## [Input for this task]
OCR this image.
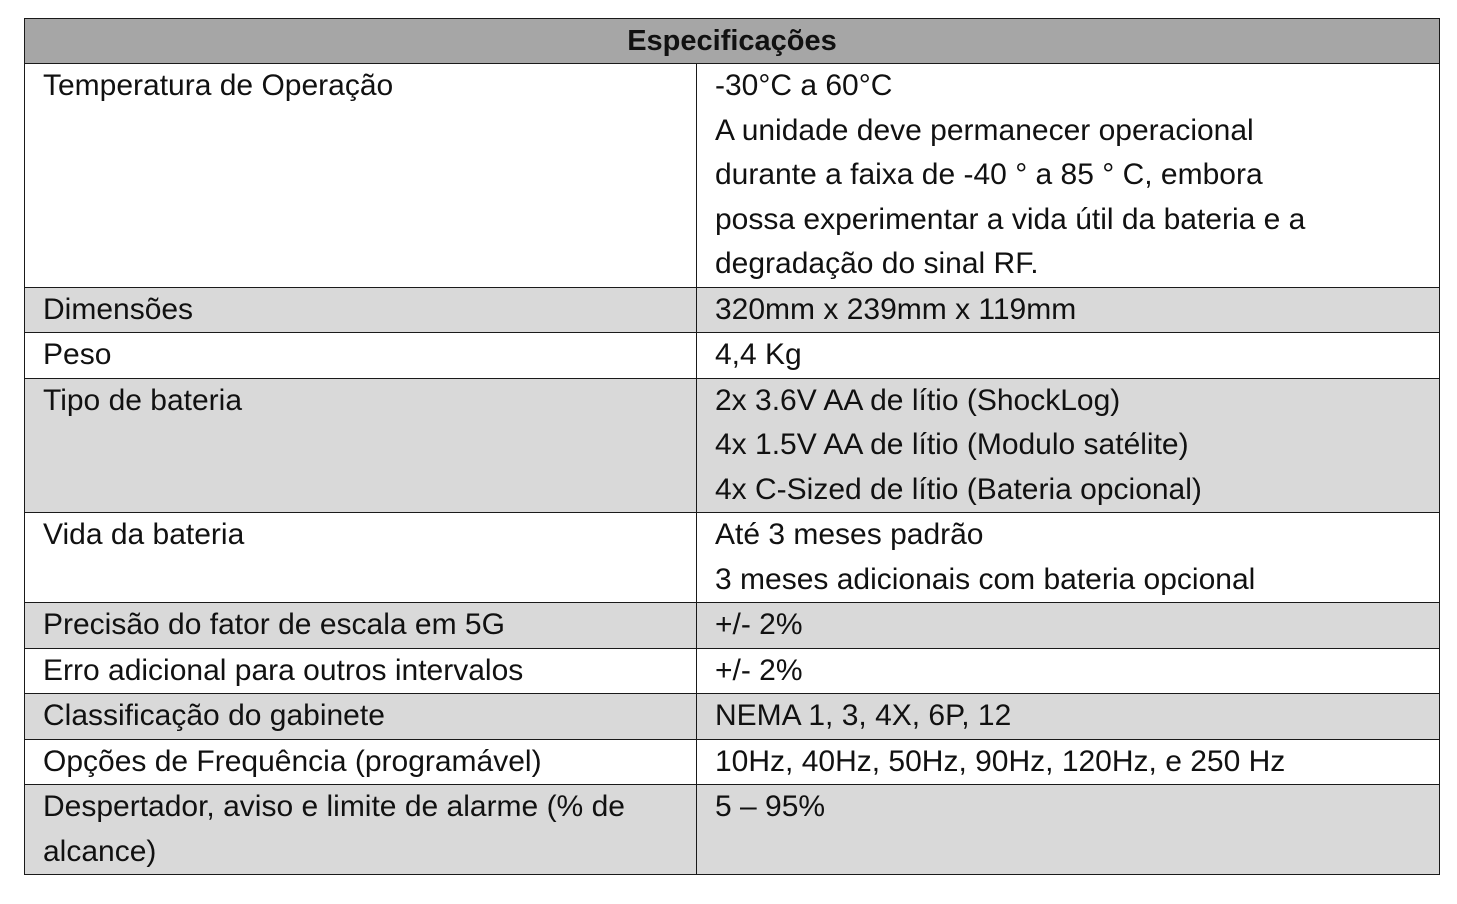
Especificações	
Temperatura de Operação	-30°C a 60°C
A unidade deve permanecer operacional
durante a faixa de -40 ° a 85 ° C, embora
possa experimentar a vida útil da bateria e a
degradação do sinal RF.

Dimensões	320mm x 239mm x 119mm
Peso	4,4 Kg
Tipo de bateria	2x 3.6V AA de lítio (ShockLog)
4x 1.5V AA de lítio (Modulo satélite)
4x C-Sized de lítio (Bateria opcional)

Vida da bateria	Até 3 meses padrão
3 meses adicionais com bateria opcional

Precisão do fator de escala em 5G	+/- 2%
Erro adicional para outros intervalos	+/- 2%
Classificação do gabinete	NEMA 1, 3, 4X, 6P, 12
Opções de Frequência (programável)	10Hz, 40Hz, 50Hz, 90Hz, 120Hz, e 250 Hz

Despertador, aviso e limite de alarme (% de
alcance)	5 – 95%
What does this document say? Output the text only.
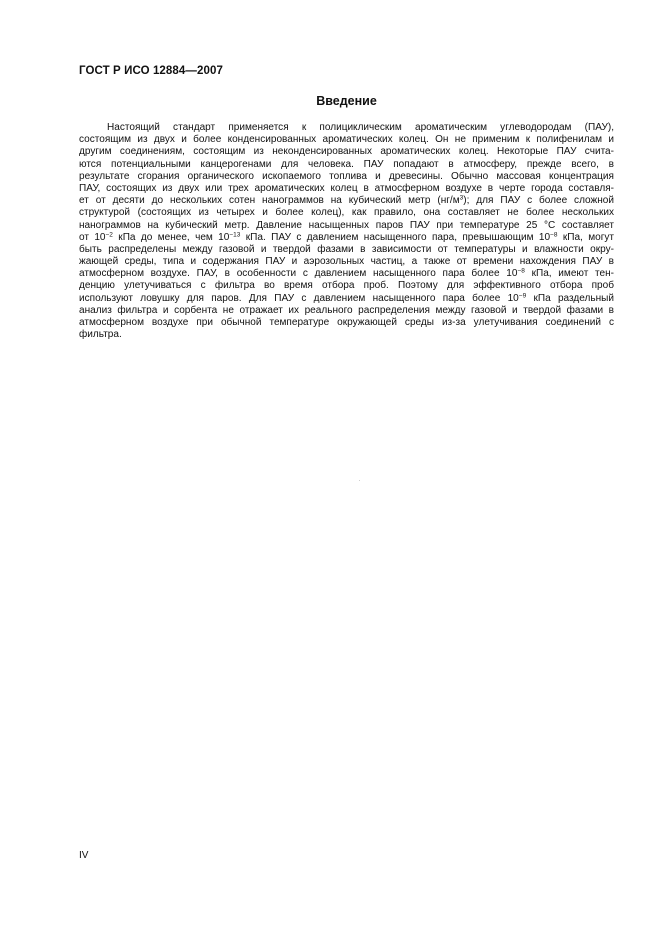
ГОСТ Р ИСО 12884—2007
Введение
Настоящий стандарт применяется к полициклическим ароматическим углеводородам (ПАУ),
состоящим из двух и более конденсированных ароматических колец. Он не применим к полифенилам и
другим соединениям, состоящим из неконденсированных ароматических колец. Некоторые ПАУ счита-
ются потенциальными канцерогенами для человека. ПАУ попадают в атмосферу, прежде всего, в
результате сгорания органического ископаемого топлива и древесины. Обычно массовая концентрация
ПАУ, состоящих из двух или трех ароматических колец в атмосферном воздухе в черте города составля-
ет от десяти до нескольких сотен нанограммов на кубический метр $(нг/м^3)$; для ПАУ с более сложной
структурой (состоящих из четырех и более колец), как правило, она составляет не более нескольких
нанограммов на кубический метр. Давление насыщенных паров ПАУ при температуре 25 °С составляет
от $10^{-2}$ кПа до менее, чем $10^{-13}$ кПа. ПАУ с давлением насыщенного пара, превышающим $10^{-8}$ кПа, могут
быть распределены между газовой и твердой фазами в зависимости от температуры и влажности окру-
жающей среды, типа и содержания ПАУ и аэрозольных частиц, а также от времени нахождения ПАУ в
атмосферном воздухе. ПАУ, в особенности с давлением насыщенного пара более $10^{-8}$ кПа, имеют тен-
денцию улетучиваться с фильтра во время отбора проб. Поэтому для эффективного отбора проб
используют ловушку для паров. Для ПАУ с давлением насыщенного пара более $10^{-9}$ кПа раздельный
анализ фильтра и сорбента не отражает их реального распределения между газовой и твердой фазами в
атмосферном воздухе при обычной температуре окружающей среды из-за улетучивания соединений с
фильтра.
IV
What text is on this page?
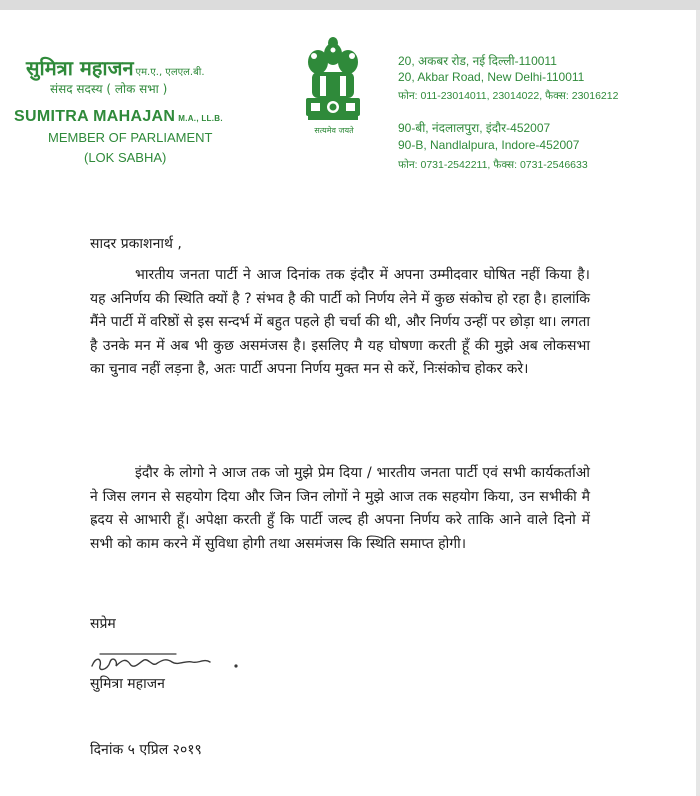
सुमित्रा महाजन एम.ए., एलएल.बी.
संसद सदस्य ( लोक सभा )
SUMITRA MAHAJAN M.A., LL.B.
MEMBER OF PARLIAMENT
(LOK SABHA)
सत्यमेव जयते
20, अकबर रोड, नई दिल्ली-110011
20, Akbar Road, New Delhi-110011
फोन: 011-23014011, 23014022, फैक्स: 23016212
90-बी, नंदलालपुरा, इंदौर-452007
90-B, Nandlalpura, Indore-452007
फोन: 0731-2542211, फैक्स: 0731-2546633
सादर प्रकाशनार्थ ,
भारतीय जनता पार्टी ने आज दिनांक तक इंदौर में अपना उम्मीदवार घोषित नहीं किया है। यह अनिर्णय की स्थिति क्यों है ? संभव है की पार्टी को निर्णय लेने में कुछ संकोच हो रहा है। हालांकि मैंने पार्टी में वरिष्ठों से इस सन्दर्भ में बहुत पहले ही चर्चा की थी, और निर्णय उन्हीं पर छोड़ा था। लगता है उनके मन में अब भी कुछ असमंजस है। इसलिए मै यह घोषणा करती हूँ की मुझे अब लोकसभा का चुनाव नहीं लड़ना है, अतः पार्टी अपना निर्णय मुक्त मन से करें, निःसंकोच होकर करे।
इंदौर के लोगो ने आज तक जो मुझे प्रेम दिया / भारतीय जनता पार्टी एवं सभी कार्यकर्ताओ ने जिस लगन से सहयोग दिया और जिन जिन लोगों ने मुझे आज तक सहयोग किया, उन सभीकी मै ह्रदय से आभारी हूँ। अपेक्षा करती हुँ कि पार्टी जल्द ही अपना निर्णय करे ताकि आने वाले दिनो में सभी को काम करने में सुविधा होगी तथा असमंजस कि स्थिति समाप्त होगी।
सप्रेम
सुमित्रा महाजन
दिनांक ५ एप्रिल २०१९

## [What to produce]
Without the images, write out each line of the data verbatim.

## [Task answer]
OCR this image.
Especificações	
Temperatura de Operação	-30°C a 60°C
A unidade deve permanecer operacional
durante a faixa de -40 ° a 85 ° C, embora
possa experimentar a vida útil da bateria e a
degradação do sinal RF.

Dimensões	320mm x 239mm x 119mm
Peso	4,4 Kg
Tipo de bateria	2x 3.6V AA de lítio (ShockLog)
4x 1.5V AA de lítio (Modulo satélite)
4x C-Sized de lítio (Bateria opcional)

Vida da bateria	Até 3 meses padrão
3 meses adicionais com bateria opcional

Precisão do fator de escala em 5G	+/- 2%
Erro adicional para outros intervalos	+/- 2%
Classificação do gabinete	NEMA 1, 3, 4X, 6P, 12
Opções de Frequência (programável)	10Hz, 40Hz, 50Hz, 90Hz, 120Hz, e 250 Hz

Despertador, aviso e limite de alarme (% de
alcance)	5 – 95%
What does this document say? Output the text only.
ГОСТ Р ИСО 12884—2007
Введение
Настоящий стандарт применяется к полициклическим ароматическим углеводородам (ПАУ),
состоящим из двух и более конденсированных ароматических колец. Он не применим к полифенилам и
другим соединениям, состоящим из неконденсированных ароматических колец. Некоторые ПАУ счита-
ются потенциальными канцерогенами для человека. ПАУ попадают в атмосферу, прежде всего, в
результате сгорания органического ископаемого топлива и древесины. Обычно массовая концентрация
ПАУ, состоящих из двух или трех ароматических колец в атмосферном воздухе в черте города составля-
ет от десяти до нескольких сотен нанограммов на кубический метр $(нг/м^3)$; для ПАУ с более сложной
структурой (состоящих из четырех и более колец), как правило, она составляет не более нескольких
нанограммов на кубический метр. Давление насыщенных паров ПАУ при температуре 25 °С составляет
от $10^{-2}$ кПа до менее, чем $10^{-13}$ кПа. ПАУ с давлением насыщенного пара, превышающим $10^{-8}$ кПа, могут
быть распределены между газовой и твердой фазами в зависимости от температуры и влажности окру-
жающей среды, типа и содержания ПАУ и аэрозольных частиц, а также от времени нахождения ПАУ в
атмосферном воздухе. ПАУ, в особенности с давлением насыщенного пара более $10^{-8}$ кПа, имеют тен-
денцию улетучиваться с фильтра во время отбора проб. Поэтому для эффективного отбора проб
используют ловушку для паров. Для ПАУ с давлением насыщенного пара более $10^{-9}$ кПа раздельный
анализ фильтра и сорбента не отражает их реального распределения между газовой и твердой фазами в
атмосферном воздухе при обычной температуре окружающей среды из-за улетучивания соединений с
фильтра.
IV
What text is on this page?
सुमित्रा महाजन एम.ए., एलएल.बी.
संसद सदस्य ( लोक सभा )
SUMITRA MAHAJAN M.A., LL.B.
MEMBER OF PARLIAMENT
(LOK SABHA)
सत्यमेव जयते
20, अकबर रोड, नई दिल्ली-110011
20, Akbar Road, New Delhi-110011
फोन: 011-23014011, 23014022, फैक्स: 23016212
90-बी, नंदलालपुरा, इंदौर-452007
90-B, Nandlalpura, Indore-452007
फोन: 0731-2542211, फैक्स: 0731-2546633
सादर प्रकाशनार्थ ,
भारतीय जनता पार्टी ने आज दिनांक तक इंदौर में अपना उम्मीदवार घोषित नहीं किया है। यह अनिर्णय की स्थिति क्यों है ? संभव है की पार्टी को निर्णय लेने में कुछ संकोच हो रहा है। हालांकि मैंने पार्टी में वरिष्ठों से इस सन्दर्भ में बहुत पहले ही चर्चा की थी, और निर्णय उन्हीं पर छोड़ा था। लगता है उनके मन में अब भी कुछ असमंजस है। इसलिए मै यह घोषणा करती हूँ की मुझे अब लोकसभा का चुनाव नहीं लड़ना है, अतः पार्टी अपना निर्णय मुक्त मन से करें, निःसंकोच होकर करे।
इंदौर के लोगो ने आज तक जो मुझे प्रेम दिया / भारतीय जनता पार्टी एवं सभी कार्यकर्ताओ ने जिस लगन से सहयोग दिया और जिन जिन लोगों ने मुझे आज तक सहयोग किया, उन सभीकी मै ह्रदय से आभारी हूँ। अपेक्षा करती हुँ कि पार्टी जल्द ही अपना निर्णय करे ताकि आने वाले दिनो में सभी को काम करने में सुविधा होगी तथा असमंजस कि स्थिति समाप्त होगी।
सप्रेम
सुमित्रा महाजन
दिनांक ५ एप्रिल २०१९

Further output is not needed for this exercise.